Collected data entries
::::::::
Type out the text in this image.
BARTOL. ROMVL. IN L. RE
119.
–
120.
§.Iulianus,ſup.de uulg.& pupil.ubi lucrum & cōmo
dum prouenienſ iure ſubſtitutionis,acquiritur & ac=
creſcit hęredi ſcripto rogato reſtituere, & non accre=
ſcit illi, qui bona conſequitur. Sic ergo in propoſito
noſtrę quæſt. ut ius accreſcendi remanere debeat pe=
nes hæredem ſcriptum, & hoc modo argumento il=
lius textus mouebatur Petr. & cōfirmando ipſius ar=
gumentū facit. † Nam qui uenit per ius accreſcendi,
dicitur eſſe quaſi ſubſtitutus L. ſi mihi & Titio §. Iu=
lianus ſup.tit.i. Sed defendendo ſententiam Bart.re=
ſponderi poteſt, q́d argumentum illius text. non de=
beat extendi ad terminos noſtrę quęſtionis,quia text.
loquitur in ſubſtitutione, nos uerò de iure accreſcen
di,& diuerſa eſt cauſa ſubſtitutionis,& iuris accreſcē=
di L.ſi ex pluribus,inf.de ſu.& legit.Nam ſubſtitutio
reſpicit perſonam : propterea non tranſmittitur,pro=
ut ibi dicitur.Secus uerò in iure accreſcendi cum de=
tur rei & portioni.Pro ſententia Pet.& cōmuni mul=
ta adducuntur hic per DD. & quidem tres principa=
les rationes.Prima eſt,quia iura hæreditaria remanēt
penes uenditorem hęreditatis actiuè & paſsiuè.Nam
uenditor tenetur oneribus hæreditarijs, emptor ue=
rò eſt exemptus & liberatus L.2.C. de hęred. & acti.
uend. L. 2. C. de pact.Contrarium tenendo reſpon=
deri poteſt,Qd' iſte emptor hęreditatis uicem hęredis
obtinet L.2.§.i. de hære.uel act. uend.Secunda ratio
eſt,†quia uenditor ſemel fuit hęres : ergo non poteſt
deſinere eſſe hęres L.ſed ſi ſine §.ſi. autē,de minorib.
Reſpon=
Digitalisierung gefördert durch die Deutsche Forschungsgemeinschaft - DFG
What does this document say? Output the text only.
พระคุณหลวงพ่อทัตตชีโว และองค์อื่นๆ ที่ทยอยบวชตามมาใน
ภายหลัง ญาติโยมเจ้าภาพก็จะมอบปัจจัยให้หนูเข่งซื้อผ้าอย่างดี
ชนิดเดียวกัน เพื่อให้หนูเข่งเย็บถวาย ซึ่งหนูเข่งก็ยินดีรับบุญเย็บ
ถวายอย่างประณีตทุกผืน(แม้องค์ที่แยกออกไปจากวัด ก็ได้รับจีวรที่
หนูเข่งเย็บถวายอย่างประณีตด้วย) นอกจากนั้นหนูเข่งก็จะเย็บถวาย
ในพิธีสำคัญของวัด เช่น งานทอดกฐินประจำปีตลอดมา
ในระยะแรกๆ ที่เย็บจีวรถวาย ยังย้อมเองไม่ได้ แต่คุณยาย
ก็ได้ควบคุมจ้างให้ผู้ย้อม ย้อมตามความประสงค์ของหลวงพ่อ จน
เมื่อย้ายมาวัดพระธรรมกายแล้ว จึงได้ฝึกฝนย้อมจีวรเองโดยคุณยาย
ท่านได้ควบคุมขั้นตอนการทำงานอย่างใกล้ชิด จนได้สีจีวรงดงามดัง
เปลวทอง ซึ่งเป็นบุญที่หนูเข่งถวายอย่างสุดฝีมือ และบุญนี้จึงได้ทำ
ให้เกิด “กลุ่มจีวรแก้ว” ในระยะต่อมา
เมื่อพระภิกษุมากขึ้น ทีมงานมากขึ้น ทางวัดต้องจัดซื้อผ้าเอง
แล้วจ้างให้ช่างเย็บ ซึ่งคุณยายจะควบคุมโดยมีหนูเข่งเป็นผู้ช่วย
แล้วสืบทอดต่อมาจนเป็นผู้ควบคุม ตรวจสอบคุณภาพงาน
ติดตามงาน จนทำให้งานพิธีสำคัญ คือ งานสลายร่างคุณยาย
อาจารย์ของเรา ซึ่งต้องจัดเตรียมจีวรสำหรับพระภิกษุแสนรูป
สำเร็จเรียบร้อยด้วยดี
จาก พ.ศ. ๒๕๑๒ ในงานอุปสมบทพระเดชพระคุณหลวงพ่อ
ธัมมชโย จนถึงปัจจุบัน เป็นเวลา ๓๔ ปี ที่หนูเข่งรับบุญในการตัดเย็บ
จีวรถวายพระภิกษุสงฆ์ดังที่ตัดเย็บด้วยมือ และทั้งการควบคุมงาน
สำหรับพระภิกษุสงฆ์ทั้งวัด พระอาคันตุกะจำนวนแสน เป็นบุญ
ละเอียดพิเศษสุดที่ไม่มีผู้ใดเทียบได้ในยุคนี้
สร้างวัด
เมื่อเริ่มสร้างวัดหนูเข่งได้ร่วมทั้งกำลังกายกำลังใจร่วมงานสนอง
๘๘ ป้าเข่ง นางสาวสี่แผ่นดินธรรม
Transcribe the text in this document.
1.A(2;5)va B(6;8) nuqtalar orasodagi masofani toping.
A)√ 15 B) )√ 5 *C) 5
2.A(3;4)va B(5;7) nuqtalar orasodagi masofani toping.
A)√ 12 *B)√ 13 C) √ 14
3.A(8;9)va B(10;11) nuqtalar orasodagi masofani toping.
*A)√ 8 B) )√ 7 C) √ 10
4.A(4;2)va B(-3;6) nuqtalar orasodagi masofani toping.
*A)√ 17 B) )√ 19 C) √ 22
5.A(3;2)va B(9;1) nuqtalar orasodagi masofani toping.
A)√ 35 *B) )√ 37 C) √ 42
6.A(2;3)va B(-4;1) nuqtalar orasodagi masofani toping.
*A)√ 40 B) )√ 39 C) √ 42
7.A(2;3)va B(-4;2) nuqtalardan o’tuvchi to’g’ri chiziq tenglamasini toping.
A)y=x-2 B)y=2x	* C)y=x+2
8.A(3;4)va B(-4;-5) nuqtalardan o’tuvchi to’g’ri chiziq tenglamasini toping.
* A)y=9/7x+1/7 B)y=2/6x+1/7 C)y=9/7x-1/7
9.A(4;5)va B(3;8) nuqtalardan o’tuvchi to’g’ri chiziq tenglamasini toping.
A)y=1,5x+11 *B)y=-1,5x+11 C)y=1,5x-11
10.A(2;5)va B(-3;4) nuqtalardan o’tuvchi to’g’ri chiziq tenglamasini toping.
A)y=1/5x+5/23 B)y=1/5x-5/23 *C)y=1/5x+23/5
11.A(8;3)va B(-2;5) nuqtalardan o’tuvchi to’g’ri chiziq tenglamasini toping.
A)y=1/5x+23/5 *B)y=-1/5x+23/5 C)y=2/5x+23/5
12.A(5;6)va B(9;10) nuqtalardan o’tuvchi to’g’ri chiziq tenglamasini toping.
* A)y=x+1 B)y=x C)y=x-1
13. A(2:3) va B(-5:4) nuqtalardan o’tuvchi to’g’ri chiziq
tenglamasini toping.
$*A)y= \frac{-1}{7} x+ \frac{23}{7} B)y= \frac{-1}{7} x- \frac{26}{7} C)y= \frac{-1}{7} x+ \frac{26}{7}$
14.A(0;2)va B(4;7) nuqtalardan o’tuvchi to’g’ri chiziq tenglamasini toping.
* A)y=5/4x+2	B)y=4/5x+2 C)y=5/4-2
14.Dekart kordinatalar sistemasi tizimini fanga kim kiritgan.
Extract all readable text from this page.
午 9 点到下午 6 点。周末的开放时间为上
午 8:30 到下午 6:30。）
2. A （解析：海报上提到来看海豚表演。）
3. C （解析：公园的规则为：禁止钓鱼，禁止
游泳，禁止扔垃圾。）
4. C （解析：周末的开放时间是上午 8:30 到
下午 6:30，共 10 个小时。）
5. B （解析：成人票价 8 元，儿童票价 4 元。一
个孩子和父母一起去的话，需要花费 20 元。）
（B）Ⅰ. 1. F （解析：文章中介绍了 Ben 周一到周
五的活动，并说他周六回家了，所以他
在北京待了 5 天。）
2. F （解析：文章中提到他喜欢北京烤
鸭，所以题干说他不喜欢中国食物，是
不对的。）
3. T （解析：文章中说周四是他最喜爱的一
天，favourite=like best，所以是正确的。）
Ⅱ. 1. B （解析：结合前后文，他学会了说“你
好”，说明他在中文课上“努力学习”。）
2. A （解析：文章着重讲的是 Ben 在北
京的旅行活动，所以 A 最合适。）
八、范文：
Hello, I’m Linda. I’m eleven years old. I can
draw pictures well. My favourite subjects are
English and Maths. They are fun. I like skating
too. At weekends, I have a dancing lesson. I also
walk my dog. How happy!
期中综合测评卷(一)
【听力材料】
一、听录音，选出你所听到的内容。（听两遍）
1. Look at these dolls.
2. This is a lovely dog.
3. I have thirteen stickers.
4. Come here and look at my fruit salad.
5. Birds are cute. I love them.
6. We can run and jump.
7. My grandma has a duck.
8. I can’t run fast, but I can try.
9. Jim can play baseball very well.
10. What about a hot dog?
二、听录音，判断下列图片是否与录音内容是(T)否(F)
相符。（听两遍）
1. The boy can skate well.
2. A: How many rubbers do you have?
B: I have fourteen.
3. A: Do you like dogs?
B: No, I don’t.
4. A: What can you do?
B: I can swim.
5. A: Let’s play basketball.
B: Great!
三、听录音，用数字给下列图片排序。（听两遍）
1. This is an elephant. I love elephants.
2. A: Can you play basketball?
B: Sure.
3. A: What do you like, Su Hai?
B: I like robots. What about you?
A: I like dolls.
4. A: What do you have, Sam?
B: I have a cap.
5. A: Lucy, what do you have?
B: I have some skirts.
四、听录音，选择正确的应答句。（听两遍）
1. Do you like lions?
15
::::::::
Look above for the line that holds "Extract all readable text from this page.", then copy it and each line after it exactly, through the last line of the data.

| Output for this task |
Extract all readable text from this page.
午 9 点到下午 6 点。周末的开放时间为上
午 8:30 到下午 6:30。）
2. A （解析：海报上提到来看海豚表演。）
3. C （解析：公园的规则为：禁止钓鱼，禁止
游泳，禁止扔垃圾。）
4. C （解析：周末的开放时间是上午 8:30 到
下午 6:30，共 10 个小时。）
5. B （解析：成人票价 8 元，儿童票价 4 元。一
个孩子和父母一起去的话，需要花费 20 元。）
（B）Ⅰ. 1. F （解析：文章中介绍了 Ben 周一到周
五的活动，并说他周六回家了，所以他
在北京待了 5 天。）
2. F （解析：文章中提到他喜欢北京烤
鸭，所以题干说他不喜欢中国食物，是
不对的。）
3. T （解析：文章中说周四是他最喜爱的一
天，favourite=like best，所以是正确的。）
Ⅱ. 1. B （解析：结合前后文，他学会了说“你
好”，说明他在中文课上“努力学习”。）
2. A （解析：文章着重讲的是 Ben 在北
京的旅行活动，所以 A 最合适。）
八、范文：
Hello, I’m Linda. I’m eleven years old. I can
draw pictures well. My favourite subjects are
English and Maths. They are fun. I like skating
too. At weekends, I have a dancing lesson. I also
walk my dog. How happy!
期中综合测评卷(一)
【听力材料】
一、听录音，选出你所听到的内容。（听两遍）
1. Look at these dolls.
2. This is a lovely dog.
3. I have thirteen stickers.
4. Come here and look at my fruit salad.
5. Birds are cute. I love them.
6. We can run and jump.
7. My grandma has a duck.
8. I can’t run fast, but I can try.
9. Jim can play baseball very well.
10. What about a hot dog?
二、听录音，判断下列图片是否与录音内容是(T)否(F)
相符。（听两遍）
1. The boy can skate well.
2. A: How many rubbers do you have?
B: I have fourteen.
3. A: Do you like dogs?
B: No, I don’t.
4. A: What can you do?
B: I can swim.
5. A: Let’s play basketball.
B: Great!
三、听录音，用数字给下列图片排序。（听两遍）
1. This is an elephant. I love elephants.
2. A: Can you play basketball?
B: Sure.
3. A: What do you like, Su Hai?
B: I like robots. What about you?
A: I like dolls.
4. A: What do you have, Sam?
B: I have a cap.
5. A: Lucy, what do you have?
B: I have some skirts.
四、听录音，选择正确的应答句。（听两遍）
1. Do you like lions?
15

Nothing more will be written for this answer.